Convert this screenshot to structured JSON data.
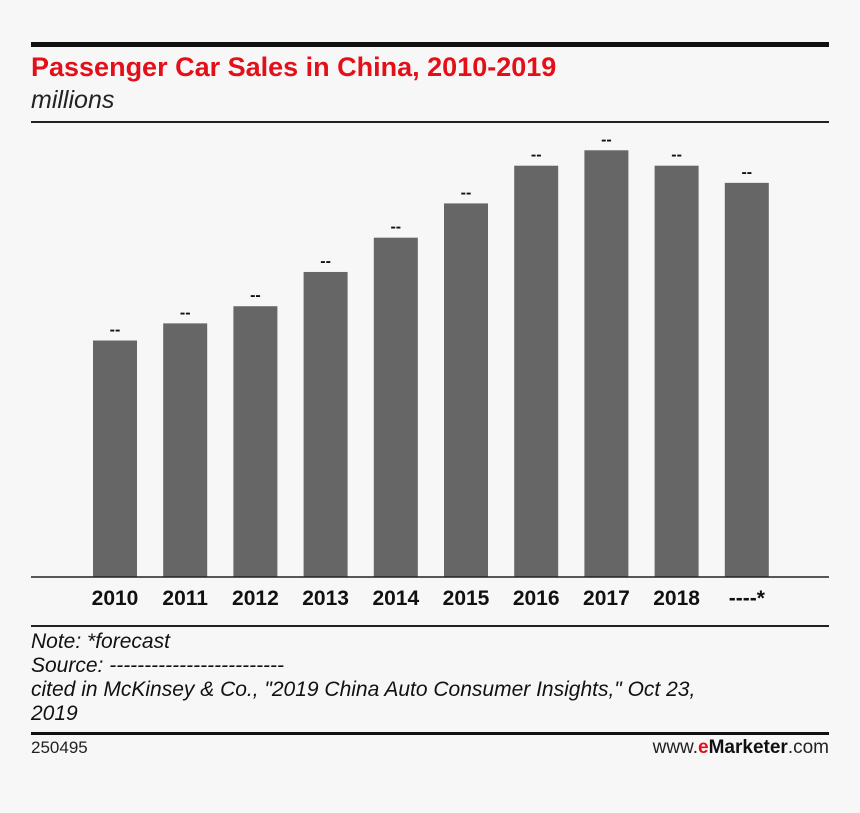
{
  "header": {
    "title": "Passenger Car Sales in China, 2010-2019",
    "subtitle": "millions"
  },
  "chart_data": {
    "type": "bar",
    "title": "Passenger Car Sales in China, 2010-2019",
    "ylabel": "millions",
    "xlabel": "",
    "categories": [
      "2010",
      "2011",
      "2012",
      "2013",
      "2014",
      "2015",
      "2016",
      "2017",
      "2018",
      "----*"
    ],
    "values": [
      13.8,
      14.8,
      15.8,
      17.8,
      19.8,
      21.8,
      24.0,
      24.9,
      24.0,
      23.0
    ],
    "data_labels": [
      "--",
      "--",
      "--",
      "--",
      "--",
      "--",
      "--",
      "--",
      "--",
      "--"
    ],
    "ylim": [
      0,
      25.5
    ],
    "grid": false,
    "legend": "none",
    "bar_color": "#666666"
  },
  "notes": {
    "note": "Note: *forecast",
    "source": "Source: -------------------------",
    "cited_line1": "cited in McKinsey & Co., \"2019 China Auto Consumer Insights,\" Oct 23,",
    "cited_line2": "2019"
  },
  "footer": {
    "chart_id": "250495",
    "brand_prefix": "www.",
    "brand_e": "e",
    "brand_name": "Marketer",
    "brand_suffix": ".com"
  }
}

EXERCISE INSTRUCTIONS — Can the entries above be repeated exactly, without their pictures?

RIGHT ANSWER —
Convert this screenshot to structured JSON data.
{
  "header": {
    "title": "Passenger Car Sales in China, 2010-2019",
    "subtitle": "millions"
  },
  "chart_data": {
    "type": "bar",
    "title": "Passenger Car Sales in China, 2010-2019",
    "ylabel": "millions",
    "xlabel": "",
    "categories": [
      "2010",
      "2011",
      "2012",
      "2013",
      "2014",
      "2015",
      "2016",
      "2017",
      "2018",
      "----*"
    ],
    "values": [
      13.8,
      14.8,
      15.8,
      17.8,
      19.8,
      21.8,
      24.0,
      24.9,
      24.0,
      23.0
    ],
    "data_labels": [
      "--",
      "--",
      "--",
      "--",
      "--",
      "--",
      "--",
      "--",
      "--",
      "--"
    ],
    "ylim": [
      0,
      25.5
    ],
    "grid": false,
    "legend": "none",
    "bar_color": "#666666"
  },
  "notes": {
    "note": "Note: *forecast",
    "source": "Source: -------------------------",
    "cited_line1": "cited in McKinsey & Co., \"2019 China Auto Consumer Insights,\" Oct 23,",
    "cited_line2": "2019"
  },
  "footer": {
    "chart_id": "250495",
    "brand_prefix": "www.",
    "brand_e": "e",
    "brand_name": "Marketer",
    "brand_suffix": ".com"
  }
}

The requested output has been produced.